● **Task description**
Take all the material and copy it exactly.
· · · · · · ·
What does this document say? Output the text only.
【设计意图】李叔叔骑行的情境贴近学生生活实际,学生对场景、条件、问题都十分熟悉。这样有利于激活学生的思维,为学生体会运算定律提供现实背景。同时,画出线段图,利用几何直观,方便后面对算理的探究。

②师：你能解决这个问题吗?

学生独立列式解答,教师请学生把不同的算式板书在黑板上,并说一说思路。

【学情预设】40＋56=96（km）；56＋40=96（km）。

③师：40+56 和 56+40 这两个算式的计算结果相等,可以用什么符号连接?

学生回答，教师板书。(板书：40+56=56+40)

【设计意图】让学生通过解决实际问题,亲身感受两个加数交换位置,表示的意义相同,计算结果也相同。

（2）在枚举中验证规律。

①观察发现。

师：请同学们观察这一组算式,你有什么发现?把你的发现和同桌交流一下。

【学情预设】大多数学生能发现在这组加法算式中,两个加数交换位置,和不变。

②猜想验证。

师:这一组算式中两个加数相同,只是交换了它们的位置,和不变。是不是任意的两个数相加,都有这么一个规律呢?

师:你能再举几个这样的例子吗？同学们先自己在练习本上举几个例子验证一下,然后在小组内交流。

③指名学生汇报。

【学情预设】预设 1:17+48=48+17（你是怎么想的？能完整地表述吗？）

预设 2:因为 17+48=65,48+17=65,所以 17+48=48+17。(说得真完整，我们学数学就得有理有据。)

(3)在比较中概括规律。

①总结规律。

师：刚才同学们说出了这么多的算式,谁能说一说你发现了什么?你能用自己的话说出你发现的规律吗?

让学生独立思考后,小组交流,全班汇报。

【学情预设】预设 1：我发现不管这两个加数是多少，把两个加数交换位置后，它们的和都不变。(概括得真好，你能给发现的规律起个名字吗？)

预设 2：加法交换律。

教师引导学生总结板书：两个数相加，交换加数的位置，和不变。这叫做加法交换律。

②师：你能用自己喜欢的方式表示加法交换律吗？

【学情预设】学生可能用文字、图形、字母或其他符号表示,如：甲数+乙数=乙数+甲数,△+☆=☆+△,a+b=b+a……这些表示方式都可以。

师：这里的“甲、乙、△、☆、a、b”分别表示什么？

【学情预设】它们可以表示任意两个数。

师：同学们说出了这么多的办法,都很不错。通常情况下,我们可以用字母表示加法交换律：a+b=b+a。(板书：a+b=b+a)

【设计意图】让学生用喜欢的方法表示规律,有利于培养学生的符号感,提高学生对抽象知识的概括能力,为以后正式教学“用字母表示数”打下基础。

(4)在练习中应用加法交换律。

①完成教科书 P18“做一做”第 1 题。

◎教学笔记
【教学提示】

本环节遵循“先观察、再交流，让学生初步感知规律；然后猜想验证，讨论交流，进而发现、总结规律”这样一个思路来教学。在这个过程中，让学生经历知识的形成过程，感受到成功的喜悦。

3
· · · · · · ·
● **Result for this task**
What does this document say? Output the text only.
【设计意图】李叔叔骑行的情境贴近学生生活实际,学生对场景、条件、问题都十分熟悉。这样有利于激活学生的思维,为学生体会运算定律提供现实背景。同时,画出线段图,利用几何直观,方便后面对算理的探究。

②师：你能解决这个问题吗?

学生独立列式解答,教师请学生把不同的算式板书在黑板上,并说一说思路。

【学情预设】40＋56=96（km）；56＋40=96（km）。

③师：40+56 和 56+40 这两个算式的计算结果相等,可以用什么符号连接?

学生回答，教师板书。(板书：40+56=56+40)

【设计意图】让学生通过解决实际问题,亲身感受两个加数交换位置,表示的意义相同,计算结果也相同。

（2）在枚举中验证规律。

①观察发现。

师：请同学们观察这一组算式,你有什么发现?把你的发现和同桌交流一下。

【学情预设】大多数学生能发现在这组加法算式中,两个加数交换位置,和不变。

②猜想验证。

师:这一组算式中两个加数相同,只是交换了它们的位置,和不变。是不是任意的两个数相加,都有这么一个规律呢?

师:你能再举几个这样的例子吗？同学们先自己在练习本上举几个例子验证一下,然后在小组内交流。

③指名学生汇报。

【学情预设】预设 1:17+48=48+17（你是怎么想的？能完整地表述吗？）

预设 2:因为 17+48=65,48+17=65,所以 17+48=48+17。(说得真完整，我们学数学就得有理有据。)

(3)在比较中概括规律。

①总结规律。

师：刚才同学们说出了这么多的算式,谁能说一说你发现了什么?你能用自己的话说出你发现的规律吗?

让学生独立思考后,小组交流,全班汇报。

【学情预设】预设 1：我发现不管这两个加数是多少，把两个加数交换位置后，它们的和都不变。(概括得真好，你能给发现的规律起个名字吗？)

预设 2：加法交换律。

教师引导学生总结板书：两个数相加，交换加数的位置，和不变。这叫做加法交换律。

②师：你能用自己喜欢的方式表示加法交换律吗？

【学情预设】学生可能用文字、图形、字母或其他符号表示,如：甲数+乙数=乙数+甲数,△+☆=☆+△,a+b=b+a……这些表示方式都可以。

师：这里的“甲、乙、△、☆、a、b”分别表示什么？

【学情预设】它们可以表示任意两个数。

师：同学们说出了这么多的办法,都很不错。通常情况下,我们可以用字母表示加法交换律：a+b=b+a。(板书：a+b=b+a)

【设计意图】让学生用喜欢的方法表示规律,有利于培养学生的符号感,提高学生对抽象知识的概括能力,为以后正式教学“用字母表示数”打下基础。

(4)在练习中应用加法交换律。

①完成教科书 P18“做一做”第 1 题。

◎教学笔记
【教学提示】

本环节遵循“先观察、再交流，让学生初步感知规律；然后猜想验证，讨论交流，进而发现、总结规律”这样一个思路来教学。在这个过程中，让学生经历知识的形成过程，感受到成功的喜悦。

3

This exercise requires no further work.